To do:
Reproduce every entry below precisely. Pictures are excluded from the copy.

Dataset items
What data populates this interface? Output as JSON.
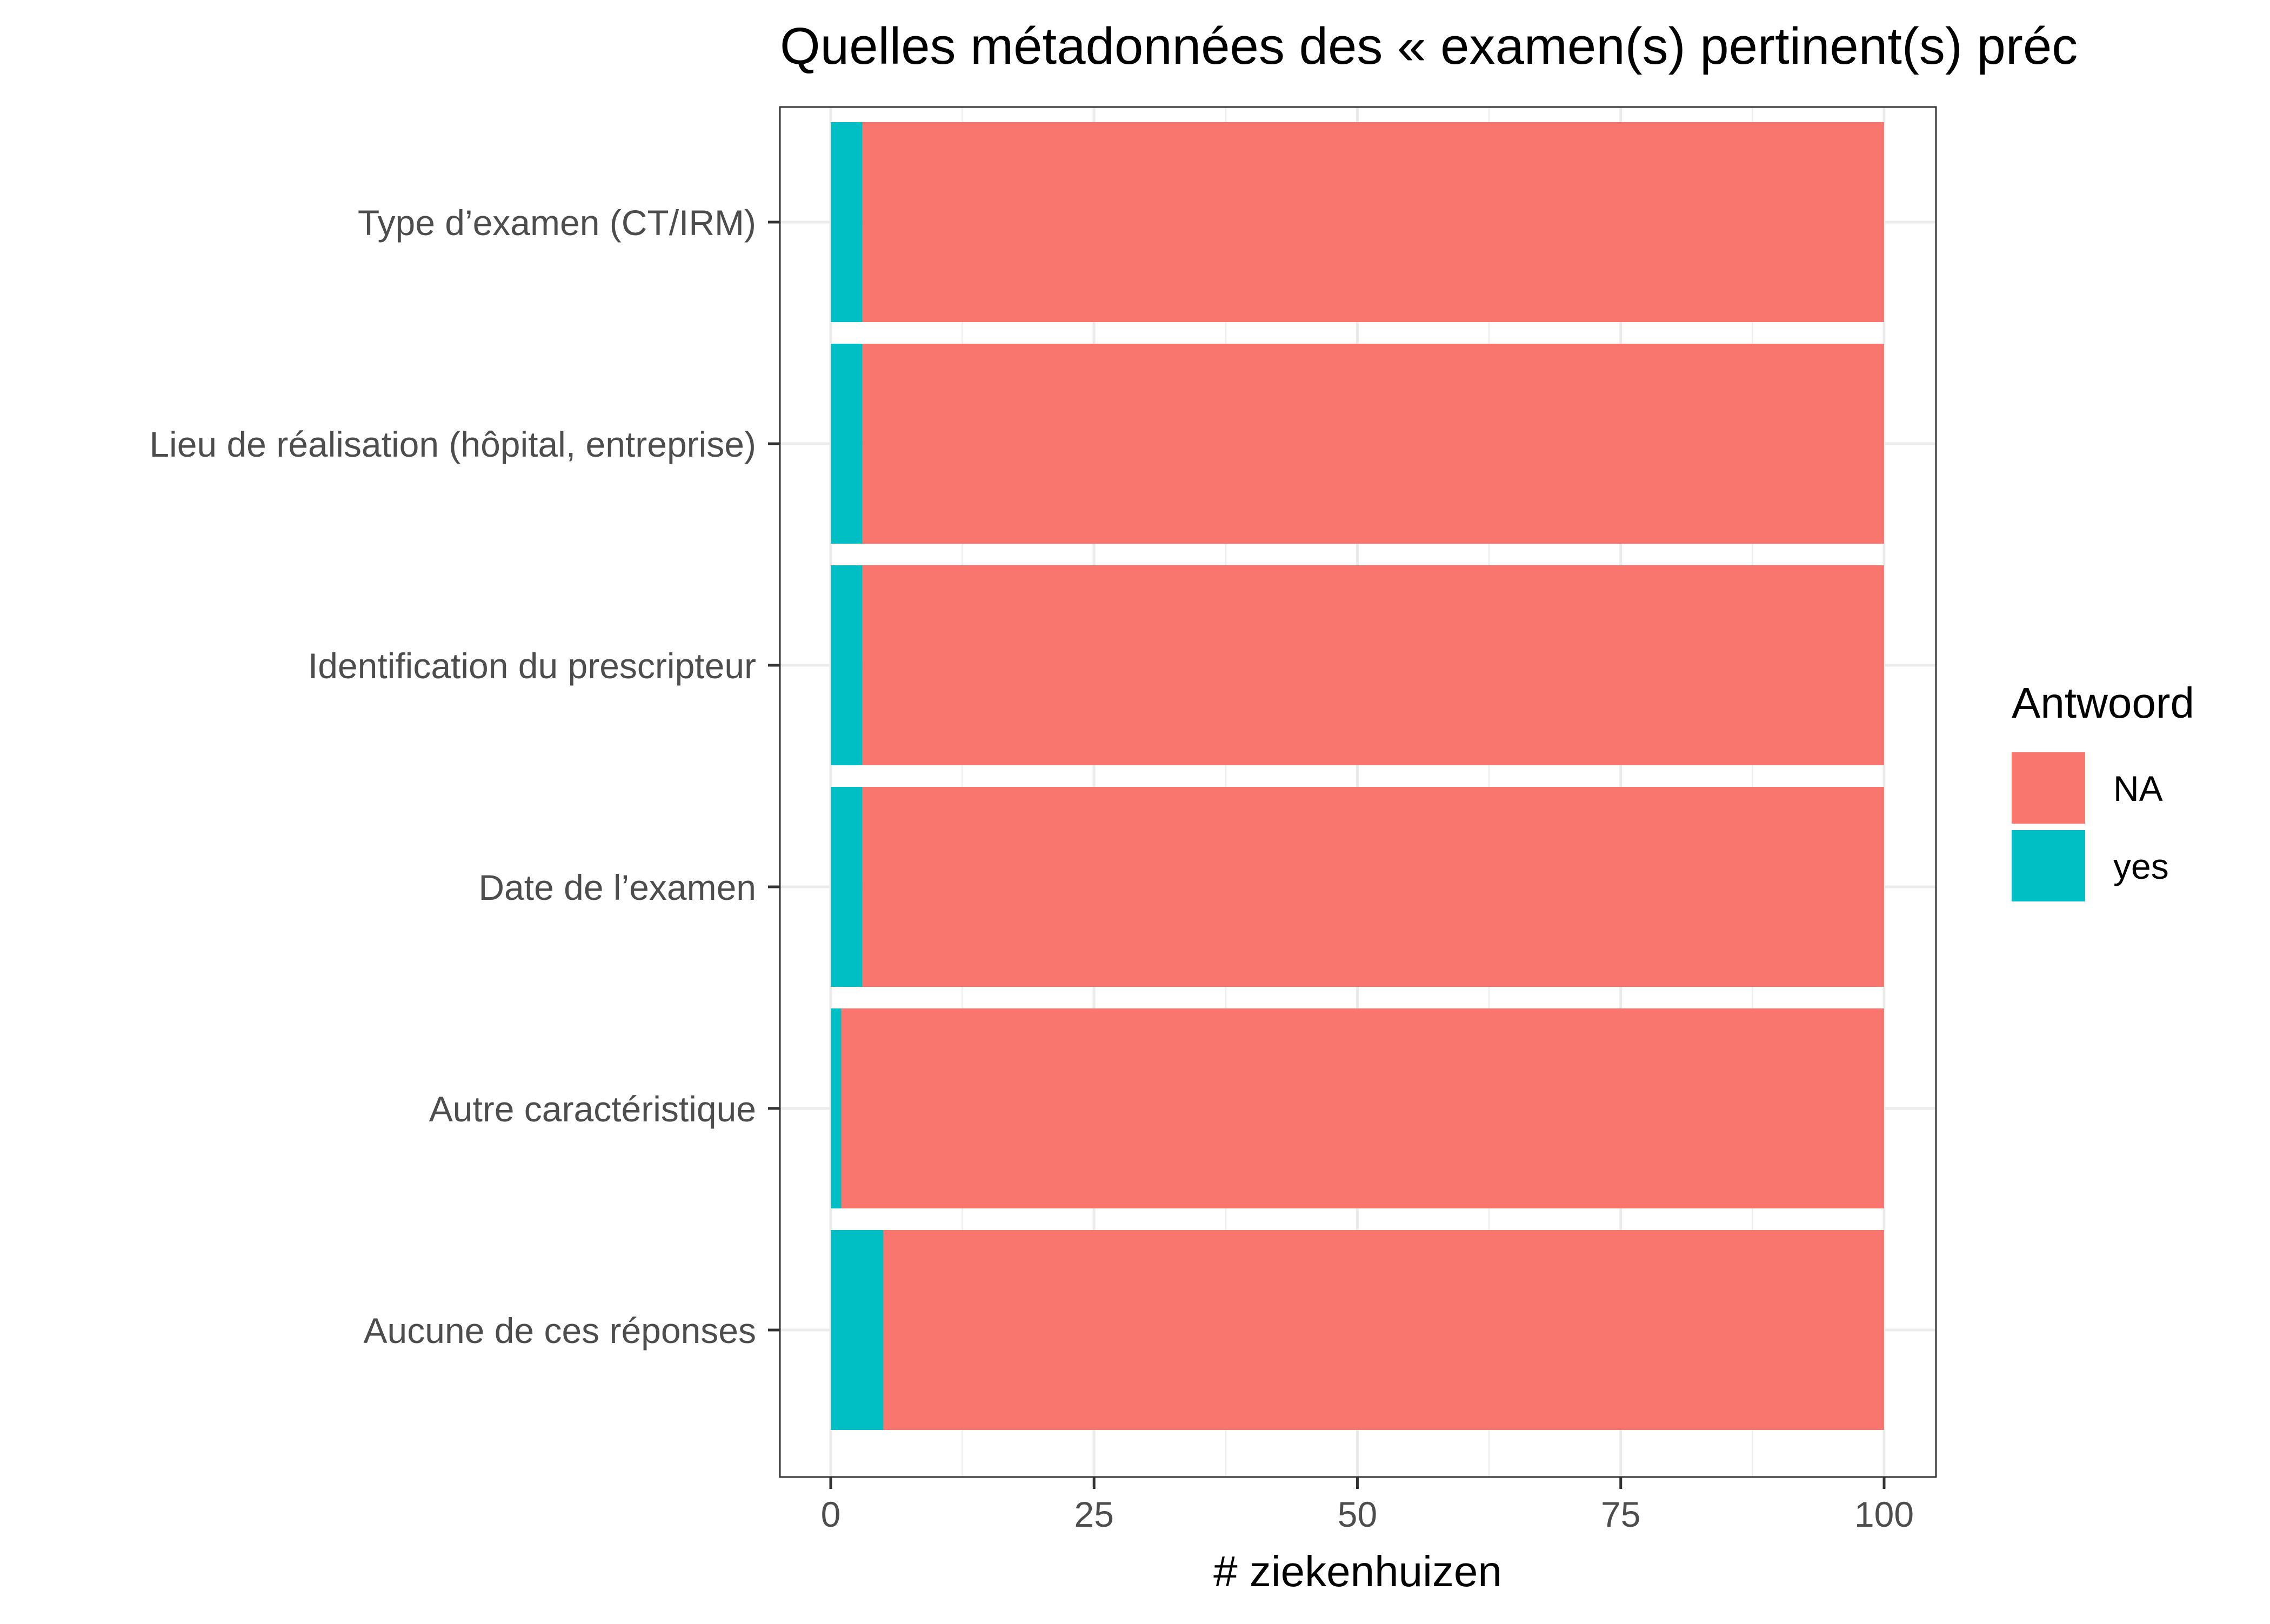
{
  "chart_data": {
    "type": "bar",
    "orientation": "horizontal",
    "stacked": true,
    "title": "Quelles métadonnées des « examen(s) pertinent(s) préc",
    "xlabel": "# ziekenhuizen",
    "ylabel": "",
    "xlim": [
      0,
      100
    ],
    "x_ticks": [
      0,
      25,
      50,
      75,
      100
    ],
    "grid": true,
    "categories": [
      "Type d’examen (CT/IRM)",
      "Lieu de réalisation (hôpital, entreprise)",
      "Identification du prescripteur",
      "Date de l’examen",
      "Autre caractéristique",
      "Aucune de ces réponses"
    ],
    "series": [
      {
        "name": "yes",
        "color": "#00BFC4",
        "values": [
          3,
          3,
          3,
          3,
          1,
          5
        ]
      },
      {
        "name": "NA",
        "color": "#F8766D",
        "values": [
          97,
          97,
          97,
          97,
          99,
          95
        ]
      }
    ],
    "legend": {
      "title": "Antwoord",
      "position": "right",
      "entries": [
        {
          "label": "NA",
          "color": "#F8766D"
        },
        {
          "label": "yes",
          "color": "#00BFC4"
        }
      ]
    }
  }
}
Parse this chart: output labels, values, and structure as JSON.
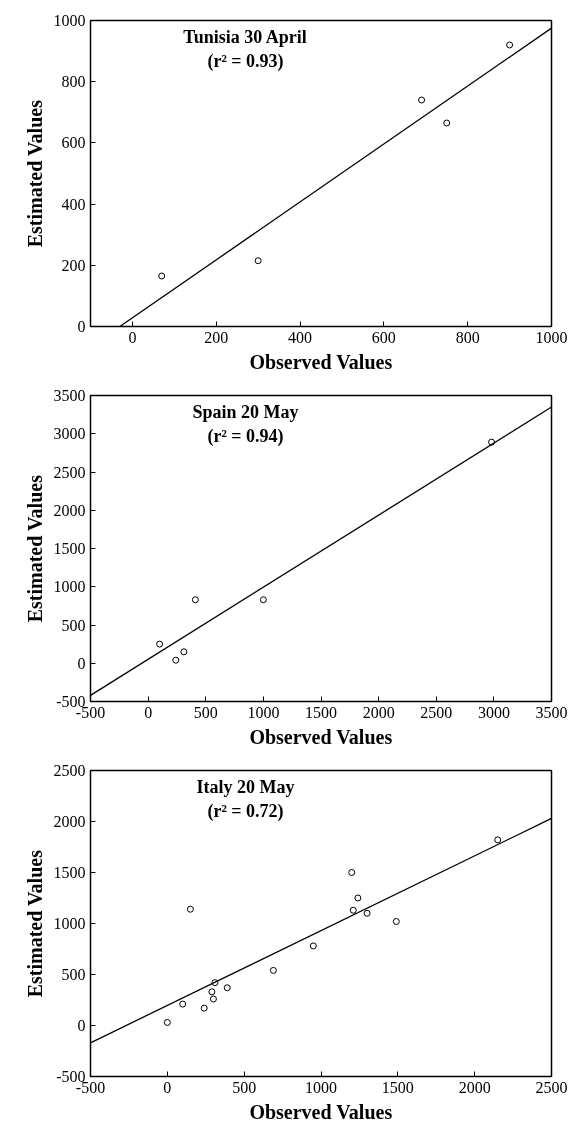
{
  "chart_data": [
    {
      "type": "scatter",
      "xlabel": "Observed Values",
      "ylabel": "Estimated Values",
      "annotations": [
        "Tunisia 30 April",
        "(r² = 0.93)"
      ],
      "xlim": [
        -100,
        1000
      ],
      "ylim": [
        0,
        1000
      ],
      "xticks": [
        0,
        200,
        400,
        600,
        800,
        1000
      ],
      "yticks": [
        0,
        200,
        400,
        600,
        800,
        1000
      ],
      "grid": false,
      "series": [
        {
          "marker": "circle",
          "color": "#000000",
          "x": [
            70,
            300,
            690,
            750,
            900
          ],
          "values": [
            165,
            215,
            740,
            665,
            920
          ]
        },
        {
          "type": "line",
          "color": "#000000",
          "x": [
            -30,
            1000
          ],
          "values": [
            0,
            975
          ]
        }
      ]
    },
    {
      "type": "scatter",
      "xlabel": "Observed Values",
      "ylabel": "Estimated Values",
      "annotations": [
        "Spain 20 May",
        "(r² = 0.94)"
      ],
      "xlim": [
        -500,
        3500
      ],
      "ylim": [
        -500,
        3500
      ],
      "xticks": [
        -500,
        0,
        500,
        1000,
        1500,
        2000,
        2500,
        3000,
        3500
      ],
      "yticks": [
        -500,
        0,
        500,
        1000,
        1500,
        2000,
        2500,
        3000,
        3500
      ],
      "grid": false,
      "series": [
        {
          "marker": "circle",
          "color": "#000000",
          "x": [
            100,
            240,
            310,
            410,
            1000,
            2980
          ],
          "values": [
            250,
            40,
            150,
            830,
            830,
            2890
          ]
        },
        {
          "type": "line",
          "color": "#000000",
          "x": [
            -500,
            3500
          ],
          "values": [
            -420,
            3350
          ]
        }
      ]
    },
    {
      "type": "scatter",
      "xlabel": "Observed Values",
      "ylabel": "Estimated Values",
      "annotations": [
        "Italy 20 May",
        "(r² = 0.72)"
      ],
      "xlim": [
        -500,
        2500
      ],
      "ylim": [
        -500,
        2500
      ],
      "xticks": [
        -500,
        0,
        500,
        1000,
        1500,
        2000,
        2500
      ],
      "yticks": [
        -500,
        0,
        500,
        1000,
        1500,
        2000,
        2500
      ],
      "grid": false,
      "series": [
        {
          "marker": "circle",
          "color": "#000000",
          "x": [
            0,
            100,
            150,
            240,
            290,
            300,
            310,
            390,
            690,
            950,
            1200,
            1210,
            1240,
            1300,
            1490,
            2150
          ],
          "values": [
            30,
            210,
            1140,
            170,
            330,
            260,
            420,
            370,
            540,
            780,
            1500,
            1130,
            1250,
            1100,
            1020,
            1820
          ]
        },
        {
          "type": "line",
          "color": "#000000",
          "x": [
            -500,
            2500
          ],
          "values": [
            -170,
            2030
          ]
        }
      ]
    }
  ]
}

Finished answer:
What data populates this interface? Output as JSON.
{
  "chart_data": {
    "type": "bar",
    "orientation": "horizontal",
    "stacked": true,
    "title": "Quelles métadonnées des « examen(s) pertinent(s) préc",
    "xlabel": "# ziekenhuizen",
    "ylabel": "",
    "xlim": [
      0,
      100
    ],
    "x_ticks": [
      0,
      25,
      50,
      75,
      100
    ],
    "grid": true,
    "categories": [
      "Type d’examen (CT/IRM)",
      "Lieu de réalisation (hôpital, entreprise)",
      "Identification du prescripteur",
      "Date de l’examen",
      "Autre caractéristique",
      "Aucune de ces réponses"
    ],
    "series": [
      {
        "name": "yes",
        "color": "#00BFC4",
        "values": [
          3,
          3,
          3,
          3,
          1,
          5
        ]
      },
      {
        "name": "NA",
        "color": "#F8766D",
        "values": [
          97,
          97,
          97,
          97,
          99,
          95
        ]
      }
    ],
    "legend": {
      "title": "Antwoord",
      "position": "right",
      "entries": [
        {
          "label": "NA",
          "color": "#F8766D"
        },
        {
          "label": "yes",
          "color": "#00BFC4"
        }
      ]
    }
  }
}
Parse this chart: output labels, values, and structure as JSON.
{
  "chart_data": [
    {
      "type": "scatter",
      "xlabel": "Observed Values",
      "ylabel": "Estimated Values",
      "annotations": [
        "Tunisia 30 April",
        "(r² = 0.93)"
      ],
      "xlim": [
        -100,
        1000
      ],
      "ylim": [
        0,
        1000
      ],
      "xticks": [
        0,
        200,
        400,
        600,
        800,
        1000
      ],
      "yticks": [
        0,
        200,
        400,
        600,
        800,
        1000
      ],
      "grid": false,
      "series": [
        {
          "marker": "circle",
          "color": "#000000",
          "x": [
            70,
            300,
            690,
            750,
            900
          ],
          "values": [
            165,
            215,
            740,
            665,
            920
          ]
        },
        {
          "type": "line",
          "color": "#000000",
          "x": [
            -30,
            1000
          ],
          "values": [
            0,
            975
          ]
        }
      ]
    },
    {
      "type": "scatter",
      "xlabel": "Observed Values",
      "ylabel": "Estimated Values",
      "annotations": [
        "Spain 20 May",
        "(r² = 0.94)"
      ],
      "xlim": [
        -500,
        3500
      ],
      "ylim": [
        -500,
        3500
      ],
      "xticks": [
        -500,
        0,
        500,
        1000,
        1500,
        2000,
        2500,
        3000,
        3500
      ],
      "yticks": [
        -500,
        0,
        500,
        1000,
        1500,
        2000,
        2500,
        3000,
        3500
      ],
      "grid": false,
      "series": [
        {
          "marker": "circle",
          "color": "#000000",
          "x": [
            100,
            240,
            310,
            410,
            1000,
            2980
          ],
          "values": [
            250,
            40,
            150,
            830,
            830,
            2890
          ]
        },
        {
          "type": "line",
          "color": "#000000",
          "x": [
            -500,
            3500
          ],
          "values": [
            -420,
            3350
          ]
        }
      ]
    },
    {
      "type": "scatter",
      "xlabel": "Observed Values",
      "ylabel": "Estimated Values",
      "annotations": [
        "Italy 20 May",
        "(r² = 0.72)"
      ],
      "xlim": [
        -500,
        2500
      ],
      "ylim": [
        -500,
        2500
      ],
      "xticks": [
        -500,
        0,
        500,
        1000,
        1500,
        2000,
        2500
      ],
      "yticks": [
        -500,
        0,
        500,
        1000,
        1500,
        2000,
        2500
      ],
      "grid": false,
      "series": [
        {
          "marker": "circle",
          "color": "#000000",
          "x": [
            0,
            100,
            150,
            240,
            290,
            300,
            310,
            390,
            690,
            950,
            1200,
            1210,
            1240,
            1300,
            1490,
            2150
          ],
          "values": [
            30,
            210,
            1140,
            170,
            330,
            260,
            420,
            370,
            540,
            780,
            1500,
            1130,
            1250,
            1100,
            1020,
            1820
          ]
        },
        {
          "type": "line",
          "color": "#000000",
          "x": [
            -500,
            2500
          ],
          "values": [
            -170,
            2030
          ]
        }
      ]
    }
  ]
}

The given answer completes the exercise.